TASK DIRECTIONS: The records below must be written out exactly, with every picture left behind.

DATASET ROWS:
========

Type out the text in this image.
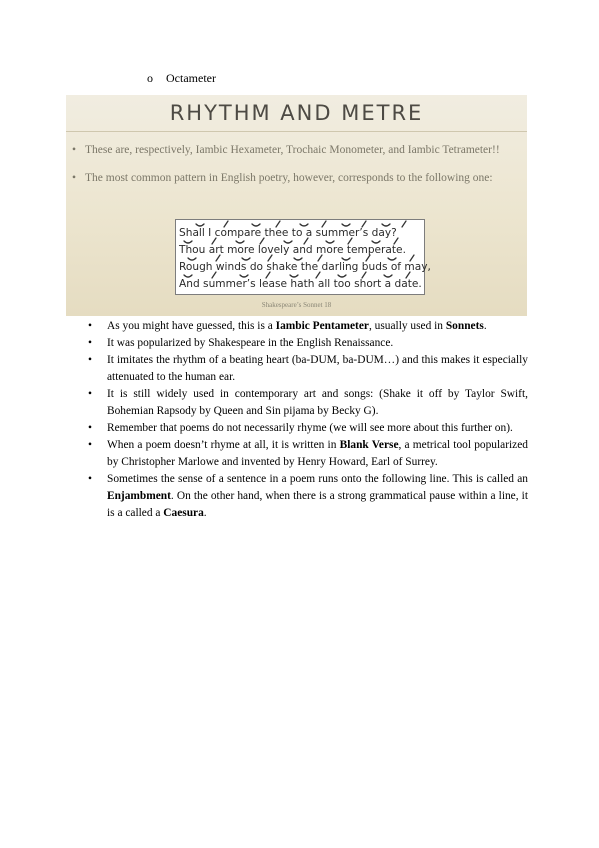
o Octameter
RHYTHM AND METRE
• These are, respectively, Iambic Hexameter, Trochaic Monometer, and Iambic Tetrameter!!
• The most common pattern in English poetry, however, corresponds to the following one:
Shall I compare thee to a summer’s day?
Thou art more lovely and more temperate.
Rough winds do shake the darling buds of may,
And summer’s lease hath all too short a date.
Shakespeare’s Sonnet 18
• As you might have guessed, this is a Iambic Pentameter, usually used in Sonnets.
• It was popularized by Shakespeare in the English Renaissance.
• It imitates the rhythm of a beating heart (ba-DUM, ba-DUM…) and this makes it especially attenuated to the human ear.
• It is still widely used in contemporary art and songs: (Shake it off by Taylor Swift, Bohemian Rapsody by Queen and Sin pijama by Becky G).
• Remember that poems do not necessarily rhyme (we will see more about this further on).
• When a poem doesn’t rhyme at all, it is written in Blank Verse, a metrical tool popularized by Christopher Marlowe and invented by Henry Howard, Earl of Surrey.
• Sometimes the sense of a sentence in a poem runs onto the following line. This is called an Enjambment. On the other hand, when there is a strong grammatical pause within a line, it is a called a Caesura.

========

TASK RESULT:
Type out the text in this image.
o Octameter
RHYTHM AND METRE
• These are, respectively, Iambic Hexameter, Trochaic Monometer, and Iambic Tetrameter!!
• The most common pattern in English poetry, however, corresponds to the following one:
Shall I compare thee to a summer’s day?
Thou art more lovely and more temperate.
Rough winds do shake the darling buds of may,
And summer’s lease hath all too short a date.
Shakespeare’s Sonnet 18
• As you might have guessed, this is a Iambic Pentameter, usually used in Sonnets.
• It was popularized by Shakespeare in the English Renaissance.
• It imitates the rhythm of a beating heart (ba-DUM, ba-DUM…) and this makes it especially attenuated to the human ear.
• It is still widely used in contemporary art and songs: (Shake it off by Taylor Swift, Bohemian Rapsody by Queen and Sin pijama by Becky G).
• Remember that poems do not necessarily rhyme (we will see more about this further on).
• When a poem doesn’t rhyme at all, it is written in Blank Verse, a metrical tool popularized by Christopher Marlowe and invented by Henry Howard, Earl of Surrey.
• Sometimes the sense of a sentence in a poem runs onto the following line. This is called an Enjambment. On the other hand, when there is a strong grammatical pause within a line, it is a called a Caesura.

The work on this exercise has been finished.